EXERCISE GOAL - Find every line with the word "に申請があった高齢者施設等に従事している方" and report how many there are, without any other text.

MATERIAL TO PROCESS -
━━━━━━━━
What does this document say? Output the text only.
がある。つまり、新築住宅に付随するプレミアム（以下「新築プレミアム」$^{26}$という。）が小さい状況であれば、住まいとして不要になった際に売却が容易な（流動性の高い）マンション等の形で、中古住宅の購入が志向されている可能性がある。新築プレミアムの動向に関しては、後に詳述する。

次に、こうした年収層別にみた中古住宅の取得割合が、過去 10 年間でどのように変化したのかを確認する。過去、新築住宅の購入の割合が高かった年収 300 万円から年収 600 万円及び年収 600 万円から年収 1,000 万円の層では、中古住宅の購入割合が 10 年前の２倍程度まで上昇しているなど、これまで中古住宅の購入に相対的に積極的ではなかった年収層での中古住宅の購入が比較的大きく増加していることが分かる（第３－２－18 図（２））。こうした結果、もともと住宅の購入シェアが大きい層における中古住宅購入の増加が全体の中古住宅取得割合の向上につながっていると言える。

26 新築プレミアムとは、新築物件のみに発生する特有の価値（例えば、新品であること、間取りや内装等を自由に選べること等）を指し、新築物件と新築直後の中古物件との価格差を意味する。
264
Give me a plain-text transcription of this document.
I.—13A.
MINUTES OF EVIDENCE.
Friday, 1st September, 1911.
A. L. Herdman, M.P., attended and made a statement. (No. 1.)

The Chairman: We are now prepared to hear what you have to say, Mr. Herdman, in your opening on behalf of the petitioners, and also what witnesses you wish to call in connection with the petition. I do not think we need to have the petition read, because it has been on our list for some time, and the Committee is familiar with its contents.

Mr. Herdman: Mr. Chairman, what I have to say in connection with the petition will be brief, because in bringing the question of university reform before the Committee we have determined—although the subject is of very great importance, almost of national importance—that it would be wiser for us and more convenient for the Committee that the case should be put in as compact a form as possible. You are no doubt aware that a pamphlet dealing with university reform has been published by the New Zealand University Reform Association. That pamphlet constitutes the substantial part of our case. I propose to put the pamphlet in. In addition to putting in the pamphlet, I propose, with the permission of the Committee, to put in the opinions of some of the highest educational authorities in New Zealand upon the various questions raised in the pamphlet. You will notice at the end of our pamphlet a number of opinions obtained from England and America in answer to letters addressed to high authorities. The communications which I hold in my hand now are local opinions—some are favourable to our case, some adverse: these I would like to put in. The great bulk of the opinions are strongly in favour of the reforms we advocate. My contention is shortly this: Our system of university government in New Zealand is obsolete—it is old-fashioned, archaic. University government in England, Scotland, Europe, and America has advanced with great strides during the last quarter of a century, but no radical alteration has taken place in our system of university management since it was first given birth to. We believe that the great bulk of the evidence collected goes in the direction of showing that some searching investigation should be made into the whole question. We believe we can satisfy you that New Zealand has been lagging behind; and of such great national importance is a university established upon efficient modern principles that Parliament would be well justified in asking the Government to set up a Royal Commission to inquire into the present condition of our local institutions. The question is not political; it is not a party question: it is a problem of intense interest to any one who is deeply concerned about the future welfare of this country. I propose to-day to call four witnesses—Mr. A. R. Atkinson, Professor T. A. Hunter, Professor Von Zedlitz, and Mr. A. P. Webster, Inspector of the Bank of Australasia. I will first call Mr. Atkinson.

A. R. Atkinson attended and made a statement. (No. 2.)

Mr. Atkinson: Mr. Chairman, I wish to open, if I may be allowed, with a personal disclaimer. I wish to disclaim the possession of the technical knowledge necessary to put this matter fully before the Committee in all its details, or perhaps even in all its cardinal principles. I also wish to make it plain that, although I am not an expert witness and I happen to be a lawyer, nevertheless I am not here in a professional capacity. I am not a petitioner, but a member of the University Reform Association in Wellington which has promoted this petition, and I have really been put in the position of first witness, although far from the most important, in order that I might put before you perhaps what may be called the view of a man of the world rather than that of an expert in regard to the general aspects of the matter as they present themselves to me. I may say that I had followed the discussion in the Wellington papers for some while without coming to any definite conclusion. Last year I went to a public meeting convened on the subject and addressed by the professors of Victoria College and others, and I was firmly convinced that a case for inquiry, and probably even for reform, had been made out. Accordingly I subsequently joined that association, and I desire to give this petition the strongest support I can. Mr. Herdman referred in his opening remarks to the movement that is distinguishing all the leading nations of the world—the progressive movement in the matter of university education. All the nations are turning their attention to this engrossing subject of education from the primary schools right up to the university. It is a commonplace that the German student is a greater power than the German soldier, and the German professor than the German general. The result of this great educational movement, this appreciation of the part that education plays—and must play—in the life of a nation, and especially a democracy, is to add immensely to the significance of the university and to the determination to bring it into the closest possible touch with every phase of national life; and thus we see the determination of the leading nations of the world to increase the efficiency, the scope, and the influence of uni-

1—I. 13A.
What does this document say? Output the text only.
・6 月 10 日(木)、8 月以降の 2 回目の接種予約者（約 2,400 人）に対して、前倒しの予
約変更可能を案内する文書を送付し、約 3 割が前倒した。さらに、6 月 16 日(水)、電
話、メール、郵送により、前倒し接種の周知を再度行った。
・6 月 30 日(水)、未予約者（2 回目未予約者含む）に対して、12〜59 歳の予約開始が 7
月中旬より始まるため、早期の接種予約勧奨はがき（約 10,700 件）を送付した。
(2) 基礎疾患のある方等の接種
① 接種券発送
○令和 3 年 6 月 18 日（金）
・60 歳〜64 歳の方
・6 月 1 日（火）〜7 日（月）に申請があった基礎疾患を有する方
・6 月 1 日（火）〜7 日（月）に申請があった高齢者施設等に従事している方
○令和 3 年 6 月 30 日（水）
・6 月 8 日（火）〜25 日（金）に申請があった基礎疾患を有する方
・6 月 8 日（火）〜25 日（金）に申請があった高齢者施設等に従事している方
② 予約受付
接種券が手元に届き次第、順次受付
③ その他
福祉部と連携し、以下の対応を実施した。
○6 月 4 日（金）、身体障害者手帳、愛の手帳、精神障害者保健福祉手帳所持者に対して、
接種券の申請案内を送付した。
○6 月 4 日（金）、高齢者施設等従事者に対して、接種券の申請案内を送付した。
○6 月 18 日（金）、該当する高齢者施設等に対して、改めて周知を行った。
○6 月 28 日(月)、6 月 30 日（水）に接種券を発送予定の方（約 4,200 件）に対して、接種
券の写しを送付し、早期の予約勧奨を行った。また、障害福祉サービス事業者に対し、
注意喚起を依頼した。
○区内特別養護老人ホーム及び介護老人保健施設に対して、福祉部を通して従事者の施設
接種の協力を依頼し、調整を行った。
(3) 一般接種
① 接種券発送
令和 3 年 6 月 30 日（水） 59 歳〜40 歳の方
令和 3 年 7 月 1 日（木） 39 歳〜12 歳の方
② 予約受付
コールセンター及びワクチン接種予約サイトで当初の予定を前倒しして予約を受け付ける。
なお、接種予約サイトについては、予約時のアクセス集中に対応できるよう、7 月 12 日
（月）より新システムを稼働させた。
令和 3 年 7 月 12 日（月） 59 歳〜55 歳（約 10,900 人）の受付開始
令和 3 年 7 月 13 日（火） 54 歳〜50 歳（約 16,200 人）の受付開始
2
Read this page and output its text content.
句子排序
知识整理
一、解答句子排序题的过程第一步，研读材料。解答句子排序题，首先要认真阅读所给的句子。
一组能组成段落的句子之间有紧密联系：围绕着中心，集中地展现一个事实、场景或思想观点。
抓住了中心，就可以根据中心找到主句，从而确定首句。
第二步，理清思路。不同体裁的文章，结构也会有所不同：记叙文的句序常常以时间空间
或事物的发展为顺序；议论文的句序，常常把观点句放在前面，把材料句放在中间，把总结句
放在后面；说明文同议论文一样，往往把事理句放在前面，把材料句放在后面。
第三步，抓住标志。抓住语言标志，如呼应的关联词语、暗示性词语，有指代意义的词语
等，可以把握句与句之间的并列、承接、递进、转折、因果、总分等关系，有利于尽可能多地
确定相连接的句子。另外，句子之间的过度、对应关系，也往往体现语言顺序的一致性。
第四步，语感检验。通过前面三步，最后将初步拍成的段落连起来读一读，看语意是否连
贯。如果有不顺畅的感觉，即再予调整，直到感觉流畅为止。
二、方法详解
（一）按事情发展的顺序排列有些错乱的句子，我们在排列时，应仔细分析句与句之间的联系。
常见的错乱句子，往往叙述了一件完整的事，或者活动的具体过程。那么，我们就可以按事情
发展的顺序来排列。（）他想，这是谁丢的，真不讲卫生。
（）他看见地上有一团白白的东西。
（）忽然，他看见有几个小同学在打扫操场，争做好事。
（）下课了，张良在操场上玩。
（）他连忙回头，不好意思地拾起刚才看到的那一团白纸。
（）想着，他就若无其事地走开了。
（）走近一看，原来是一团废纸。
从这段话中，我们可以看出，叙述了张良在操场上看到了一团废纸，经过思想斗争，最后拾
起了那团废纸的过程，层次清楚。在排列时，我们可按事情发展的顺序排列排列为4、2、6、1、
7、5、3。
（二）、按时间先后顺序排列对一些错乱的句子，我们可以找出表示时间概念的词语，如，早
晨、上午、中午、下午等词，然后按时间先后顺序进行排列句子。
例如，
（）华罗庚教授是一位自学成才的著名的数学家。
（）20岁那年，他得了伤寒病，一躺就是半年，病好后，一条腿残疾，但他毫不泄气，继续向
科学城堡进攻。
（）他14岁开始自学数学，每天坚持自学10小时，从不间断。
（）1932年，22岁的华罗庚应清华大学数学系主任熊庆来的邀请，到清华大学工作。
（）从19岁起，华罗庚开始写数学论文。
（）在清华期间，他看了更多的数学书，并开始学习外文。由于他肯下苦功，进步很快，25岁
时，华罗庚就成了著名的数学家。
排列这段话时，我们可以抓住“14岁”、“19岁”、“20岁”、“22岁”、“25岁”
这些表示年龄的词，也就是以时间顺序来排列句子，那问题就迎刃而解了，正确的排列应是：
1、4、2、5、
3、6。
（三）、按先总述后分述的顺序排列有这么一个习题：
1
━━━━━━━━
FULL OUTPUT - 2